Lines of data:
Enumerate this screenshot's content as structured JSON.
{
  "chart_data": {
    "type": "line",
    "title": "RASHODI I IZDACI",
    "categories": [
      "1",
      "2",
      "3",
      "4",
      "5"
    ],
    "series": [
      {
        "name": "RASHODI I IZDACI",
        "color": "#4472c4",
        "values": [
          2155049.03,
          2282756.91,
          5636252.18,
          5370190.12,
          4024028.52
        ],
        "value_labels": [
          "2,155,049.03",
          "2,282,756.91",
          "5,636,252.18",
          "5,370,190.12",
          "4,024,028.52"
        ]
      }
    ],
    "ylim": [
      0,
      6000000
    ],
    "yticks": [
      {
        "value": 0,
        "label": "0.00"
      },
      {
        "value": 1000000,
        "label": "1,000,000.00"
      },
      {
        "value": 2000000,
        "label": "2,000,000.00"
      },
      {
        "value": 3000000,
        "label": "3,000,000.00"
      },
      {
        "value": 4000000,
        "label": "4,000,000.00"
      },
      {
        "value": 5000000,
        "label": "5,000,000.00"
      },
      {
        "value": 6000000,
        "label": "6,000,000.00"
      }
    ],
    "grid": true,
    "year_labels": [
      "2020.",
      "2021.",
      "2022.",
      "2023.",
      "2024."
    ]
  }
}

#### AIM OF THE TASK:
Exact copies of all the records are required.

#### EXPECTED ANSWER:
Enumerate this screenshot's content as structured JSON.
{
  "chart_data": {
    "type": "line",
    "title": "RASHODI I IZDACI",
    "categories": [
      "1",
      "2",
      "3",
      "4",
      "5"
    ],
    "series": [
      {
        "name": "RASHODI I IZDACI",
        "color": "#4472c4",
        "values": [
          2155049.03,
          2282756.91,
          5636252.18,
          5370190.12,
          4024028.52
        ],
        "value_labels": [
          "2,155,049.03",
          "2,282,756.91",
          "5,636,252.18",
          "5,370,190.12",
          "4,024,028.52"
        ]
      }
    ],
    "ylim": [
      0,
      6000000
    ],
    "yticks": [
      {
        "value": 0,
        "label": "0.00"
      },
      {
        "value": 1000000,
        "label": "1,000,000.00"
      },
      {
        "value": 2000000,
        "label": "2,000,000.00"
      },
      {
        "value": 3000000,
        "label": "3,000,000.00"
      },
      {
        "value": 4000000,
        "label": "4,000,000.00"
      },
      {
        "value": 5000000,
        "label": "5,000,000.00"
      },
      {
        "value": 6000000,
        "label": "6,000,000.00"
      }
    ],
    "grid": true,
    "year_labels": [
      "2020.",
      "2021.",
      "2022.",
      "2023.",
      "2024."
    ]
  }
}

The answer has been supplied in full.